■ Given task ■
Provide nothing but the number of lines containing the string "Allen".
## Start Provided entries
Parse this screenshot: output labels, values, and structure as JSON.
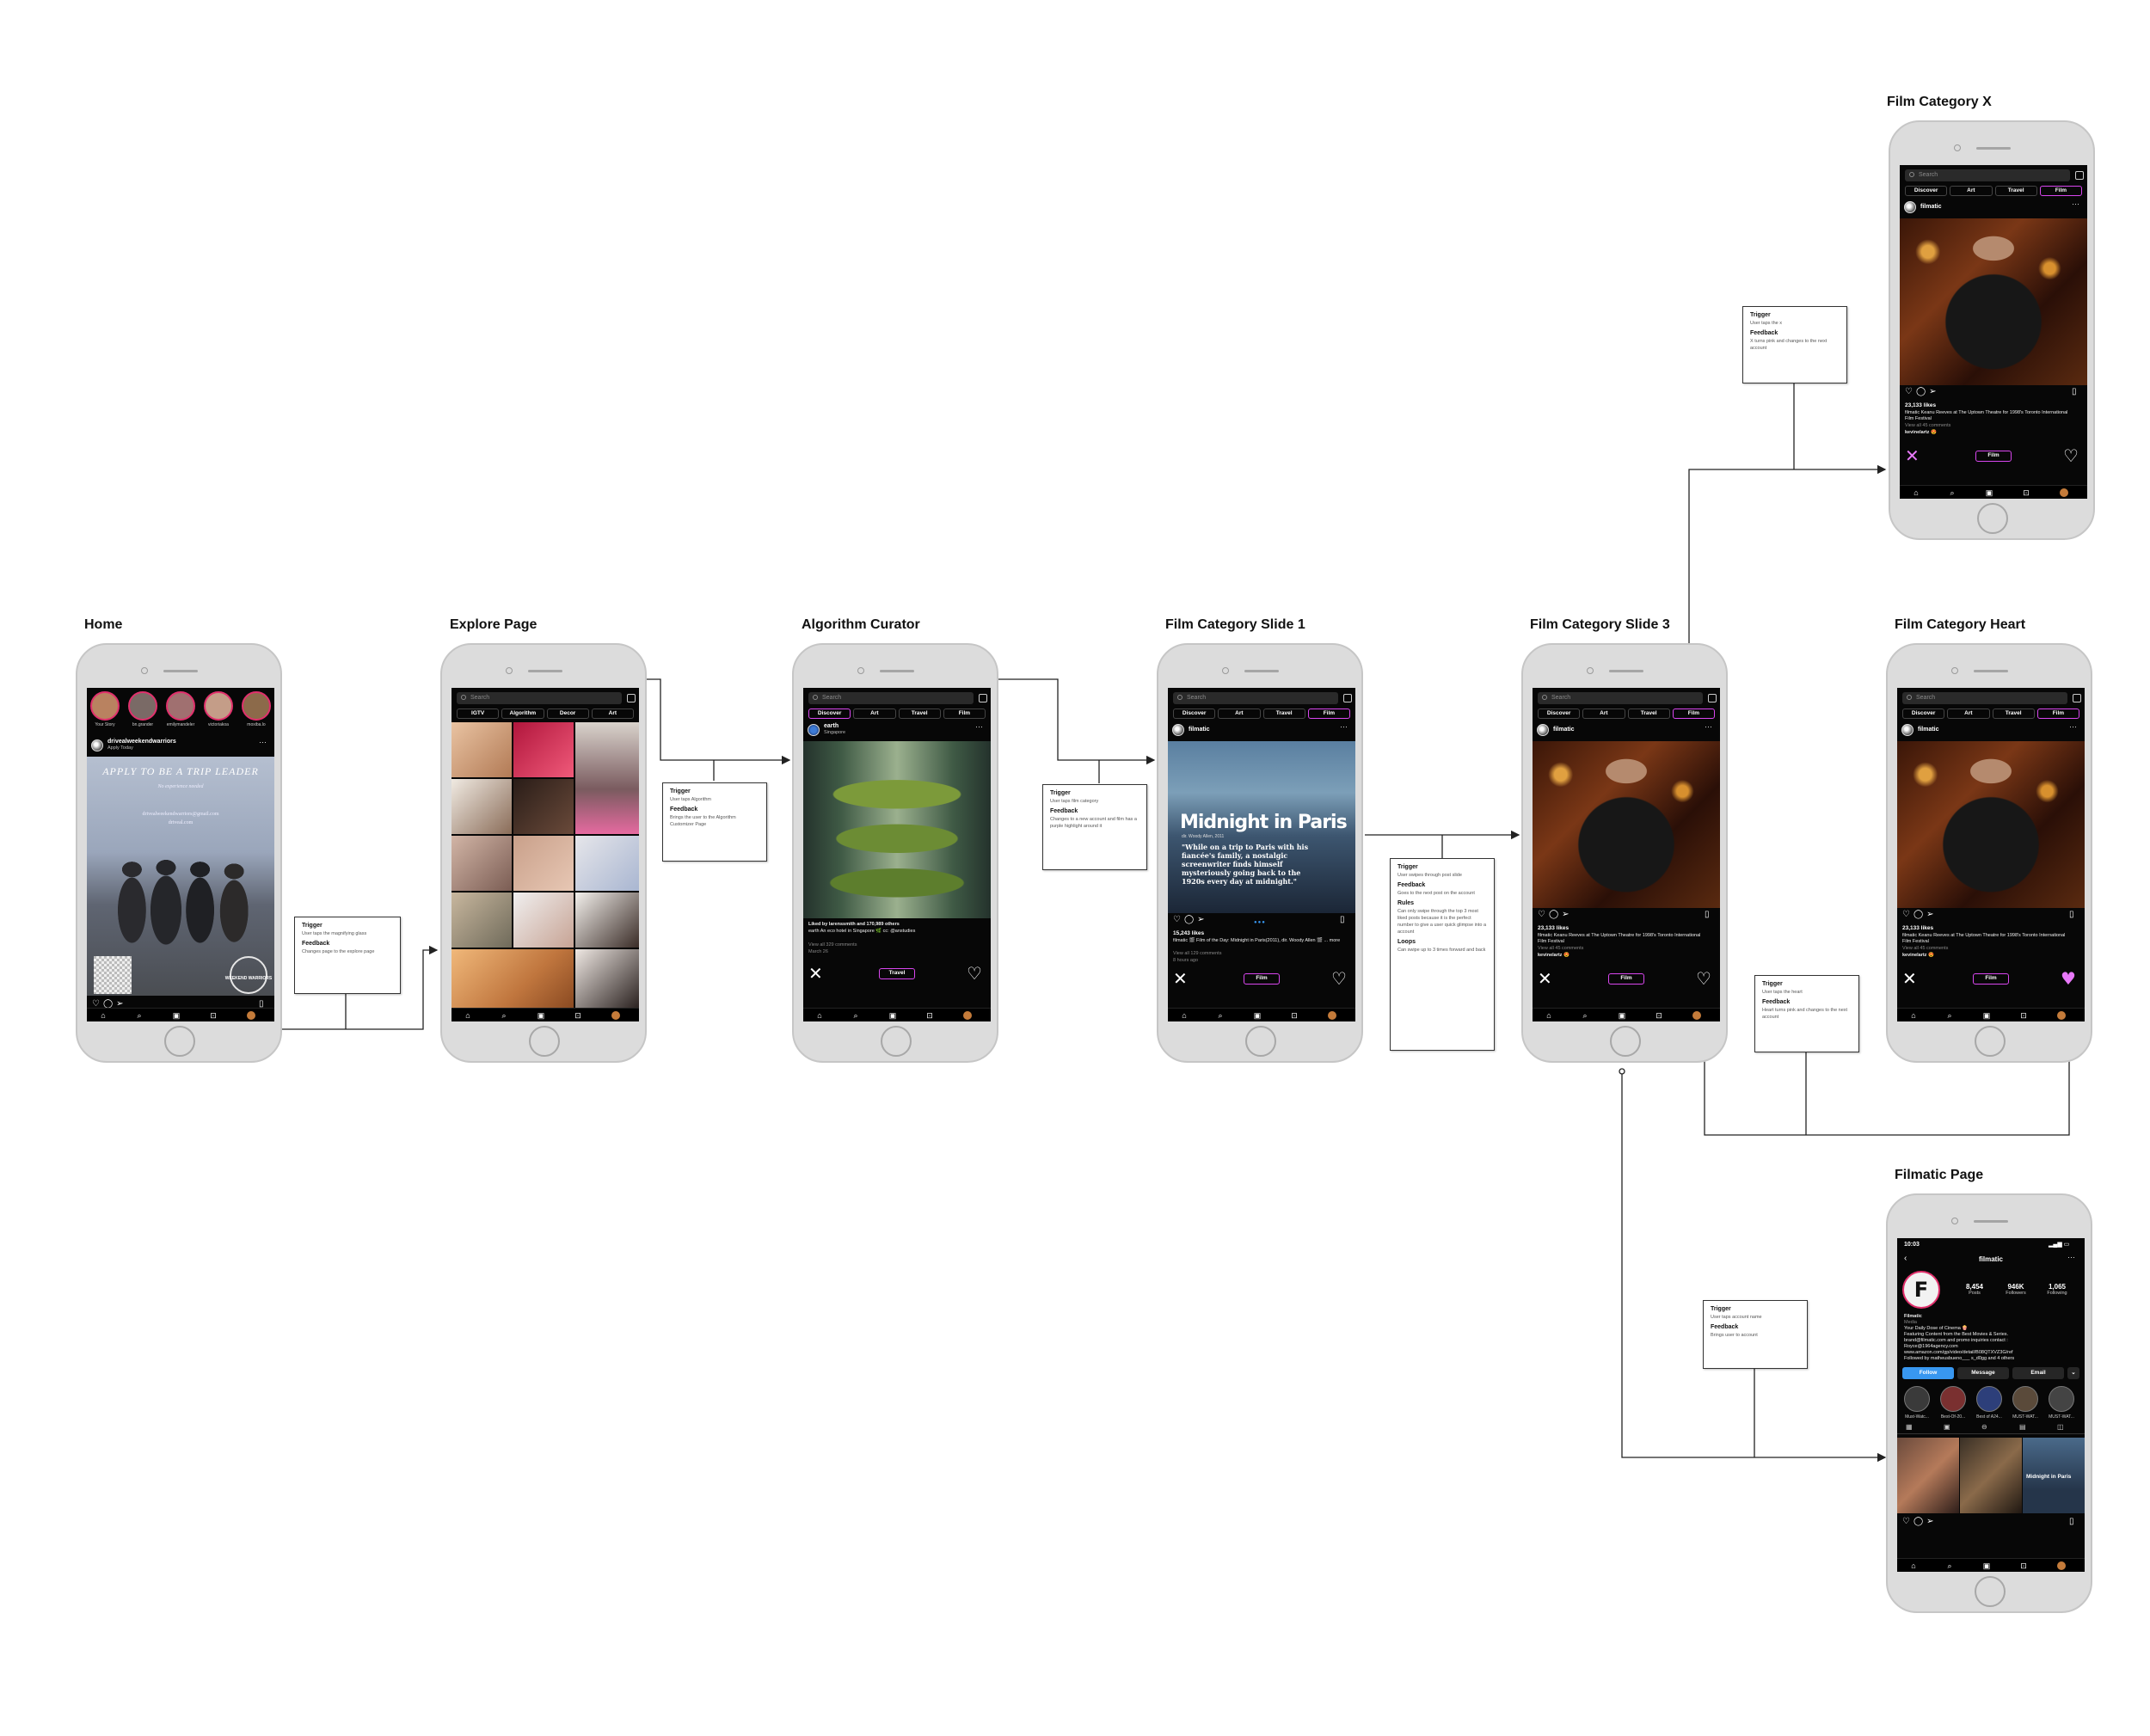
{
  "screens": {
    "home": {
      "title": "Home",
      "stories": [
        "Your Story",
        "bn.grander",
        "emilymandeler",
        "victoriakoa",
        "moxiba.lo"
      ],
      "account": "drivealweekendwarriors",
      "account_sub": "Apply Today",
      "poster_title": "APPLY TO BE A TRIP LEADER",
      "poster_line1": "No experience needed",
      "poster_line2": "drivealweekendwarriors@gmail.com",
      "poster_line3": "driveal.com",
      "badge": "WEEKEND WARRIORS"
    },
    "explore": {
      "title": "Explore Page",
      "search_placeholder": "Search",
      "tabs": [
        "IGTV",
        "Algorithm",
        "Decor",
        "Art"
      ]
    },
    "algorithm": {
      "title": "Algorithm Curator",
      "search_placeholder": "Search",
      "tabs": [
        "Discover",
        "Art",
        "Travel",
        "Film"
      ],
      "account": "earth",
      "account_sub": "Singapore",
      "caption": "Liked by larenssmith and 170,989 others",
      "caption2": "earth An eco hotel in Singapore 🌿 cc: @anstudies",
      "comments": "View all 329 comments",
      "date": "March 26",
      "category_label": "Travel"
    },
    "film_slide1": {
      "title": "Film Category Slide 1",
      "search_placeholder": "Search",
      "tabs": [
        "Discover",
        "Art",
        "Travel",
        "Film"
      ],
      "account": "filmatic",
      "poster_title": "Midnight in Paris",
      "poster_sub": "dir. Woody Allen, 2011",
      "poster_quote": "\"While on a trip to Paris with his fiancée's family, a nostalgic screenwriter finds himself mysteriously going back to the 1920s every day at midnight.\"",
      "likes": "15,243 likes",
      "caption": "filmatic 🎬 Film of the Day: Midnight in Paris(2011), dir. Woody Allen 🎬 ... more",
      "comments": "View all 129 comments",
      "time": "8 hours ago",
      "category_label": "Film"
    },
    "film_slide3": {
      "title": "Film Category Slide 3",
      "search_placeholder": "Search",
      "tabs": [
        "Discover",
        "Art",
        "Travel",
        "Film"
      ],
      "account": "filmatic",
      "likes": "23,133 likes",
      "caption": "filmatic Keanu Reeves at The Uptown Theatre for 1998's Toronto International Film Festival",
      "comments": "View all 45 comments",
      "commenter": "kevinelartz 😍",
      "category_label": "Film"
    },
    "film_x": {
      "title": "Film Category X",
      "search_placeholder": "Search",
      "tabs": [
        "Discover",
        "Art",
        "Travel",
        "Film"
      ],
      "account": "filmatic",
      "likes": "23,133 likes",
      "caption": "filmatic Keanu Reeves at The Uptown Theatre for 1998's Toronto International Film Festival",
      "comments": "View all 45 comments",
      "commenter": "kevinelartz 😍",
      "category_label": "Film"
    },
    "film_heart": {
      "title": "Film Category Heart",
      "search_placeholder": "Search",
      "tabs": [
        "Discover",
        "Art",
        "Travel",
        "Film"
      ],
      "account": "filmatic",
      "likes": "23,133 likes",
      "caption": "filmatic Keanu Reeves at The Uptown Theatre for 1998's Toronto International Film Festival",
      "comments": "View all 45 comments",
      "commenter": "kevinelartz 😍",
      "category_label": "Film"
    },
    "filmatic_page": {
      "title": "Filmatic Page",
      "status_time": "10:03",
      "username": "filmatic",
      "posts": "8,454",
      "posts_label": "Posts",
      "followers": "946K",
      "followers_label": "Followers",
      "following": "1,065",
      "following_label": "Following",
      "name": "Filmatic",
      "category": "Media",
      "bio": [
        "Your Daily Dose of Cinema 🍿",
        "Featuring Content from the Best Movies & Series.",
        "brand@filmatic.com and promo inquiries contact :",
        "Royce@1964agency.com",
        "www.amazon.com/gp/video/detail/B08QTXVZ3G/ref",
        "Followed by matheusbueno___ s_d0gg and 4 others"
      ],
      "follow_btn": "Follow",
      "message_btn": "Message",
      "email_btn": "Email",
      "highlights": [
        "Must-Watc...",
        "Best-Of-20...",
        "Best of A24...",
        "MUST-WAT...",
        "MUST-WAT..."
      ],
      "thumb_label": "Midnight in Paris"
    }
  },
  "annotations": [
    {
      "trigger": "Trigger",
      "trigger_text": "User taps the magnifying glass",
      "feedback": "Feedback",
      "feedback_text": "Changes page to the explore page"
    },
    {
      "trigger": "Trigger",
      "trigger_text": "User taps Algorithm",
      "feedback": "Feedback",
      "feedback_text": "Brings the user to the Algorithm Customizer Page"
    },
    {
      "trigger": "Trigger",
      "trigger_text": "User taps film category",
      "feedback": "Feedback",
      "feedback_text": "Changes to a new account and film has a purple highlight around it"
    },
    {
      "trigger": "Trigger",
      "trigger_text": "User swipes through post slide",
      "feedback": "Feedback",
      "feedback_text": "Goes to the next post on the account",
      "rules": "Rules",
      "rules_text": "Can only swipe through the top 3 most liked posts because it is the perfect number to give a user quick glimpse into a account",
      "loops": "Loops",
      "loops_text": "Can swipe up to 3 times forward and back"
    },
    {
      "trigger": "Trigger",
      "trigger_text": "User taps the x",
      "feedback": "Feedback",
      "feedback_text": "X turns pink and changes to the next account"
    },
    {
      "trigger": "Trigger",
      "trigger_text": "User taps the heart",
      "feedback": "Feedback",
      "feedback_text": "Heart turns pink and changes to the next account"
    },
    {
      "trigger": "Trigger",
      "trigger_text": "User taps account name",
      "feedback": "Feedback",
      "feedback_text": "Brings user to account"
    }
  ],
  "colors": {
    "accent": "#d946ef",
    "highlight_pink": "#e879f9",
    "follow_blue": "#3897f0",
    "phone_frame": "#dcdcdc",
    "screen_bg": "#070707"
  },
  "icons": [
    "search-icon",
    "scan-icon",
    "home-icon",
    "reels-icon",
    "shop-icon",
    "heart-icon",
    "comment-icon",
    "share-icon",
    "bookmark-icon",
    "x-icon"
  ]
}
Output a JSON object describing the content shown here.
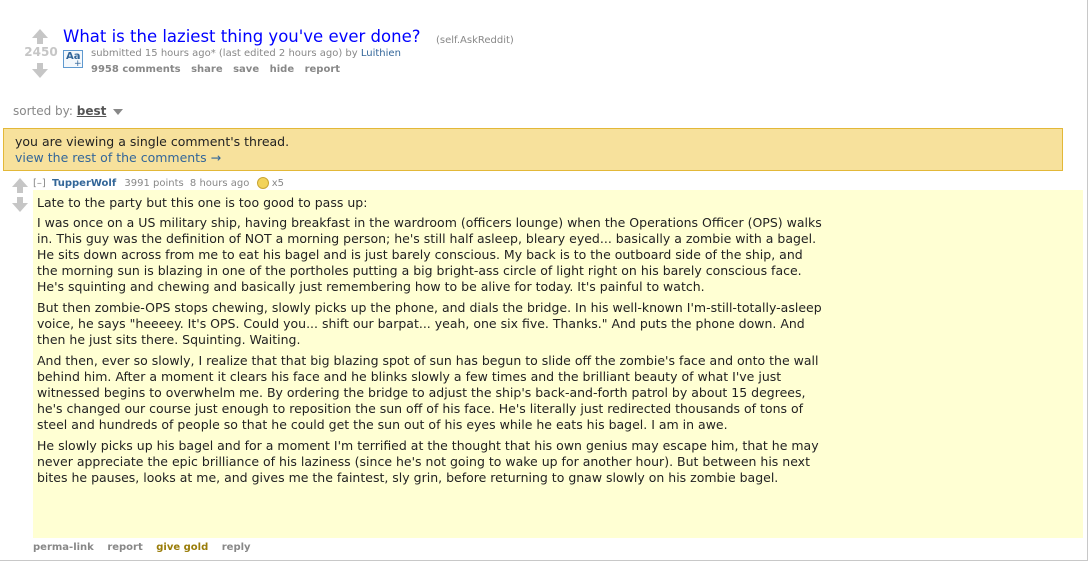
{
  "post": {
    "score": "2450",
    "title": "What is the laziest thing you've ever done?",
    "domain": "(self.AskReddit)",
    "thumbnail_text": "Aa",
    "thumbnail_plus": "+",
    "tagline_prefix": "submitted 15 hours ago* (last edited 2 hours ago) by",
    "author": "Luithien",
    "buttons": [
      "9958 comments",
      "share",
      "save",
      "hide",
      "report"
    ]
  },
  "sort": {
    "label": "sorted by:",
    "selected": "best"
  },
  "notice": {
    "line1": "you are viewing a single comment's thread.",
    "link": "view the rest of the comments →"
  },
  "comment": {
    "collapse": "[–]",
    "author": "TupperWolf",
    "points": "3991 points",
    "time": "8 hours ago",
    "gilded_count": "x5",
    "lead": "Late to the party but this one is too good to pass up:",
    "paragraphs": [
      "I was once on a US military ship, having breakfast in the wardroom (officers lounge) when the Operations Officer (OPS) walks in. This guy was the definition of NOT a morning person; he's still half asleep, bleary eyed... basically a zombie with a bagel. He sits down across from me to eat his bagel and is just barely conscious. My back is to the outboard side of the ship, and the morning sun is blazing in one of the portholes putting a big bright-ass circle of light right on his barely conscious face. He's squinting and chewing and basically just remembering how to be alive for today. It's painful to watch.",
      "But then zombie-OPS stops chewing, slowly picks up the phone, and dials the bridge. In his well-known I'm-still-totally-asleep voice, he says \"heeeey. It's OPS. Could you... shift our barpat... yeah, one six five. Thanks.\" And puts the phone down. And then he just sits there. Squinting. Waiting.",
      "And then, ever so slowly, I realize that that big blazing spot of sun has begun to slide off the zombie's face and onto the wall behind him. After a moment it clears his face and he blinks slowly a few times and the brilliant beauty of what I've just witnessed begins to overwhelm me. By ordering the bridge to adjust the ship's back-and-forth patrol by about 15 degrees, he's changed our course just enough to reposition the sun off of his face. He's literally just redirected thousands of tons of steel and hundreds of people so that he could get the sun out of his eyes while he eats his bagel. I am in awe.",
      "He slowly picks up his bagel and for a moment I'm terrified at the thought that his own genius may escape him, that he may never appreciate the epic brilliance of his laziness (since he's not going to wake up for another hour). But between his next bites he pauses, looks at me, and gives me the faintest, sly grin, before returning to gnaw slowly on his zombie bagel."
    ],
    "buttons": [
      "perma-link",
      "report",
      "give gold",
      "reply"
    ]
  }
}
## End Provided entries
■ Output of the task ■
2